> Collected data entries
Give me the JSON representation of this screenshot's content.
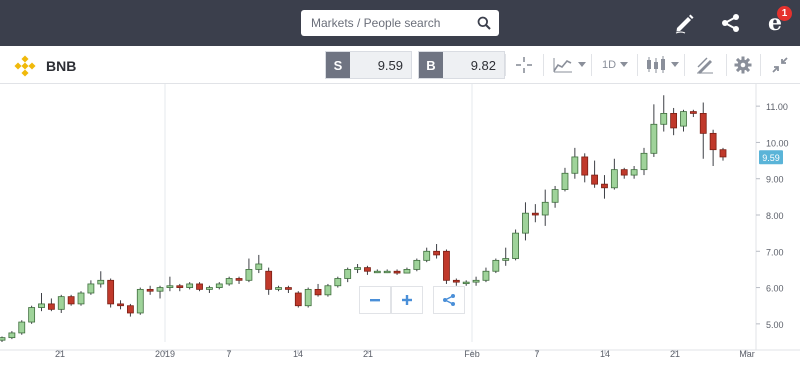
{
  "search": {
    "placeholder": "Markets / People search"
  },
  "topbar": {
    "notification_count": "1",
    "icons": [
      "search-icon",
      "pencil-icon",
      "share-icon",
      "etoro-e-icon"
    ]
  },
  "instrument": {
    "name": "BNB",
    "logo": "binance-logo-icon"
  },
  "trade": {
    "sell_tag": "S",
    "sell_price": "9.59",
    "buy_tag": "B",
    "buy_price": "9.82"
  },
  "toolbar": {
    "timeframe": "1D",
    "icons": [
      "crosshair-icon",
      "indicators-icon",
      "candlestick-icon",
      "draw-icon",
      "gear-icon",
      "collapse-icon"
    ]
  },
  "colors": {
    "up": "#9fd39a",
    "up_border": "#3f6e3d",
    "down": "#c0392b",
    "down_border": "#7a1f14",
    "current_price_bg": "#5ab4d8",
    "accent": "#4a8fd8"
  },
  "chart_data": {
    "type": "candlestick",
    "y_ticks": [
      "11.00",
      "10.00",
      "9.00",
      "8.00",
      "7.00",
      "6.00",
      "5.00"
    ],
    "y_min": 4.5,
    "y_max": 11.5,
    "x_ticks": [
      "21",
      "2019",
      "7",
      "14",
      "21",
      "Feb",
      "7",
      "14",
      "21",
      "Mar"
    ],
    "current_price": "9.59",
    "candles": [
      [
        4.55,
        4.62,
        4.5,
        4.65
      ],
      [
        4.62,
        4.75,
        4.58,
        4.8
      ],
      [
        4.75,
        5.05,
        4.7,
        5.1
      ],
      [
        5.05,
        5.45,
        5.0,
        5.5
      ],
      [
        5.45,
        5.55,
        5.35,
        5.85
      ],
      [
        5.55,
        5.4,
        5.35,
        5.7
      ],
      [
        5.4,
        5.75,
        5.3,
        5.8
      ],
      [
        5.75,
        5.55,
        5.5,
        5.8
      ],
      [
        5.55,
        5.85,
        5.5,
        5.9
      ],
      [
        5.85,
        6.1,
        5.8,
        6.2
      ],
      [
        6.1,
        6.2,
        6.0,
        6.45
      ],
      [
        6.2,
        5.55,
        5.45,
        6.25
      ],
      [
        5.55,
        5.5,
        5.4,
        5.65
      ],
      [
        5.5,
        5.3,
        5.2,
        5.55
      ],
      [
        5.3,
        5.95,
        5.25,
        6.0
      ],
      [
        5.95,
        5.9,
        5.8,
        6.05
      ],
      [
        5.9,
        6.0,
        5.7,
        6.05
      ],
      [
        6.0,
        6.05,
        5.9,
        6.3
      ],
      [
        6.05,
        6.0,
        5.9,
        6.1
      ],
      [
        6.0,
        6.1,
        5.95,
        6.15
      ],
      [
        6.1,
        5.95,
        5.9,
        6.15
      ],
      [
        5.95,
        6.0,
        5.85,
        6.05
      ],
      [
        6.0,
        6.1,
        5.95,
        6.15
      ],
      [
        6.1,
        6.25,
        6.05,
        6.3
      ],
      [
        6.25,
        6.2,
        6.1,
        6.3
      ],
      [
        6.2,
        6.5,
        6.15,
        6.8
      ],
      [
        6.5,
        6.65,
        6.4,
        6.9
      ],
      [
        6.45,
        5.95,
        5.8,
        6.55
      ],
      [
        5.95,
        6.0,
        5.9,
        6.05
      ],
      [
        6.0,
        5.95,
        5.85,
        6.05
      ],
      [
        5.85,
        5.5,
        5.45,
        5.9
      ],
      [
        5.5,
        5.95,
        5.45,
        6.0
      ],
      [
        5.95,
        5.8,
        5.75,
        6.1
      ],
      [
        5.8,
        6.05,
        5.75,
        6.1
      ],
      [
        6.05,
        6.25,
        6.0,
        6.3
      ],
      [
        6.25,
        6.5,
        6.15,
        6.55
      ],
      [
        6.5,
        6.55,
        6.4,
        6.65
      ],
      [
        6.55,
        6.45,
        6.35,
        6.6
      ],
      [
        6.45,
        6.45,
        6.4,
        6.5
      ],
      [
        6.45,
        6.45,
        6.4,
        6.5
      ],
      [
        6.45,
        6.4,
        6.35,
        6.5
      ],
      [
        6.4,
        6.5,
        6.4,
        6.55
      ],
      [
        6.5,
        6.75,
        6.45,
        6.8
      ],
      [
        6.75,
        7.0,
        6.7,
        7.1
      ],
      [
        7.0,
        6.9,
        6.8,
        7.2
      ],
      [
        7.0,
        6.2,
        6.1,
        7.05
      ],
      [
        6.2,
        6.15,
        6.05,
        6.25
      ],
      [
        6.15,
        6.15,
        6.05,
        6.2
      ],
      [
        6.15,
        6.2,
        6.05,
        6.3
      ],
      [
        6.2,
        6.45,
        6.15,
        6.55
      ],
      [
        6.45,
        6.75,
        6.4,
        6.8
      ],
      [
        6.75,
        6.8,
        6.6,
        7.1
      ],
      [
        6.8,
        7.5,
        6.75,
        7.6
      ],
      [
        7.5,
        8.05,
        7.3,
        8.35
      ],
      [
        8.05,
        8.0,
        7.8,
        8.3
      ],
      [
        8.0,
        8.35,
        7.7,
        8.7
      ],
      [
        8.35,
        8.7,
        8.2,
        8.8
      ],
      [
        8.7,
        9.15,
        8.65,
        9.3
      ],
      [
        9.15,
        9.6,
        9.0,
        9.85
      ],
      [
        9.6,
        9.1,
        8.9,
        9.7
      ],
      [
        9.1,
        8.85,
        8.75,
        9.5
      ],
      [
        8.85,
        8.75,
        8.45,
        9.1
      ],
      [
        8.75,
        9.25,
        8.7,
        9.55
      ],
      [
        9.25,
        9.1,
        9.0,
        9.3
      ],
      [
        9.1,
        9.25,
        9.0,
        9.35
      ],
      [
        9.25,
        9.7,
        9.1,
        9.85
      ],
      [
        9.7,
        10.5,
        9.6,
        11.05
      ],
      [
        10.5,
        10.8,
        10.3,
        11.3
      ],
      [
        10.8,
        10.4,
        10.2,
        10.95
      ],
      [
        10.45,
        10.85,
        10.3,
        10.9
      ],
      [
        10.85,
        10.8,
        10.7,
        10.9
      ],
      [
        10.8,
        10.25,
        9.55,
        11.1
      ],
      [
        10.25,
        9.8,
        9.35,
        10.35
      ],
      [
        9.8,
        9.6,
        9.5,
        9.85
      ]
    ]
  }
}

> WHAT THE TASK REQUIRES
Write out the full listing verbatim, excluding its pictures.

> THE SOLUTION
Give me the JSON representation of this screenshot's content.
{
  "search": {
    "placeholder": "Markets / People search"
  },
  "topbar": {
    "notification_count": "1",
    "icons": [
      "search-icon",
      "pencil-icon",
      "share-icon",
      "etoro-e-icon"
    ]
  },
  "instrument": {
    "name": "BNB",
    "logo": "binance-logo-icon"
  },
  "trade": {
    "sell_tag": "S",
    "sell_price": "9.59",
    "buy_tag": "B",
    "buy_price": "9.82"
  },
  "toolbar": {
    "timeframe": "1D",
    "icons": [
      "crosshair-icon",
      "indicators-icon",
      "candlestick-icon",
      "draw-icon",
      "gear-icon",
      "collapse-icon"
    ]
  },
  "colors": {
    "up": "#9fd39a",
    "up_border": "#3f6e3d",
    "down": "#c0392b",
    "down_border": "#7a1f14",
    "current_price_bg": "#5ab4d8",
    "accent": "#4a8fd8"
  },
  "chart_data": {
    "type": "candlestick",
    "y_ticks": [
      "11.00",
      "10.00",
      "9.00",
      "8.00",
      "7.00",
      "6.00",
      "5.00"
    ],
    "y_min": 4.5,
    "y_max": 11.5,
    "x_ticks": [
      "21",
      "2019",
      "7",
      "14",
      "21",
      "Feb",
      "7",
      "14",
      "21",
      "Mar"
    ],
    "current_price": "9.59",
    "candles": [
      [
        4.55,
        4.62,
        4.5,
        4.65
      ],
      [
        4.62,
        4.75,
        4.58,
        4.8
      ],
      [
        4.75,
        5.05,
        4.7,
        5.1
      ],
      [
        5.05,
        5.45,
        5.0,
        5.5
      ],
      [
        5.45,
        5.55,
        5.35,
        5.85
      ],
      [
        5.55,
        5.4,
        5.35,
        5.7
      ],
      [
        5.4,
        5.75,
        5.3,
        5.8
      ],
      [
        5.75,
        5.55,
        5.5,
        5.8
      ],
      [
        5.55,
        5.85,
        5.5,
        5.9
      ],
      [
        5.85,
        6.1,
        5.8,
        6.2
      ],
      [
        6.1,
        6.2,
        6.0,
        6.45
      ],
      [
        6.2,
        5.55,
        5.45,
        6.25
      ],
      [
        5.55,
        5.5,
        5.4,
        5.65
      ],
      [
        5.5,
        5.3,
        5.2,
        5.55
      ],
      [
        5.3,
        5.95,
        5.25,
        6.0
      ],
      [
        5.95,
        5.9,
        5.8,
        6.05
      ],
      [
        5.9,
        6.0,
        5.7,
        6.05
      ],
      [
        6.0,
        6.05,
        5.9,
        6.3
      ],
      [
        6.05,
        6.0,
        5.9,
        6.1
      ],
      [
        6.0,
        6.1,
        5.95,
        6.15
      ],
      [
        6.1,
        5.95,
        5.9,
        6.15
      ],
      [
        5.95,
        6.0,
        5.85,
        6.05
      ],
      [
        6.0,
        6.1,
        5.95,
        6.15
      ],
      [
        6.1,
        6.25,
        6.05,
        6.3
      ],
      [
        6.25,
        6.2,
        6.1,
        6.3
      ],
      [
        6.2,
        6.5,
        6.15,
        6.8
      ],
      [
        6.5,
        6.65,
        6.4,
        6.9
      ],
      [
        6.45,
        5.95,
        5.8,
        6.55
      ],
      [
        5.95,
        6.0,
        5.9,
        6.05
      ],
      [
        6.0,
        5.95,
        5.85,
        6.05
      ],
      [
        5.85,
        5.5,
        5.45,
        5.9
      ],
      [
        5.5,
        5.95,
        5.45,
        6.0
      ],
      [
        5.95,
        5.8,
        5.75,
        6.1
      ],
      [
        5.8,
        6.05,
        5.75,
        6.1
      ],
      [
        6.05,
        6.25,
        6.0,
        6.3
      ],
      [
        6.25,
        6.5,
        6.15,
        6.55
      ],
      [
        6.5,
        6.55,
        6.4,
        6.65
      ],
      [
        6.55,
        6.45,
        6.35,
        6.6
      ],
      [
        6.45,
        6.45,
        6.4,
        6.5
      ],
      [
        6.45,
        6.45,
        6.4,
        6.5
      ],
      [
        6.45,
        6.4,
        6.35,
        6.5
      ],
      [
        6.4,
        6.5,
        6.4,
        6.55
      ],
      [
        6.5,
        6.75,
        6.45,
        6.8
      ],
      [
        6.75,
        7.0,
        6.7,
        7.1
      ],
      [
        7.0,
        6.9,
        6.8,
        7.2
      ],
      [
        7.0,
        6.2,
        6.1,
        7.05
      ],
      [
        6.2,
        6.15,
        6.05,
        6.25
      ],
      [
        6.15,
        6.15,
        6.05,
        6.2
      ],
      [
        6.15,
        6.2,
        6.05,
        6.3
      ],
      [
        6.2,
        6.45,
        6.15,
        6.55
      ],
      [
        6.45,
        6.75,
        6.4,
        6.8
      ],
      [
        6.75,
        6.8,
        6.6,
        7.1
      ],
      [
        6.8,
        7.5,
        6.75,
        7.6
      ],
      [
        7.5,
        8.05,
        7.3,
        8.35
      ],
      [
        8.05,
        8.0,
        7.8,
        8.3
      ],
      [
        8.0,
        8.35,
        7.7,
        8.7
      ],
      [
        8.35,
        8.7,
        8.2,
        8.8
      ],
      [
        8.7,
        9.15,
        8.65,
        9.3
      ],
      [
        9.15,
        9.6,
        9.0,
        9.85
      ],
      [
        9.6,
        9.1,
        8.9,
        9.7
      ],
      [
        9.1,
        8.85,
        8.75,
        9.5
      ],
      [
        8.85,
        8.75,
        8.45,
        9.1
      ],
      [
        8.75,
        9.25,
        8.7,
        9.55
      ],
      [
        9.25,
        9.1,
        9.0,
        9.3
      ],
      [
        9.1,
        9.25,
        9.0,
        9.35
      ],
      [
        9.25,
        9.7,
        9.1,
        9.85
      ],
      [
        9.7,
        10.5,
        9.6,
        11.05
      ],
      [
        10.5,
        10.8,
        10.3,
        11.3
      ],
      [
        10.8,
        10.4,
        10.2,
        10.95
      ],
      [
        10.45,
        10.85,
        10.3,
        10.9
      ],
      [
        10.85,
        10.8,
        10.7,
        10.9
      ],
      [
        10.8,
        10.25,
        9.55,
        11.1
      ],
      [
        10.25,
        9.8,
        9.35,
        10.35
      ],
      [
        9.8,
        9.6,
        9.5,
        9.85
      ]
    ]
  }
}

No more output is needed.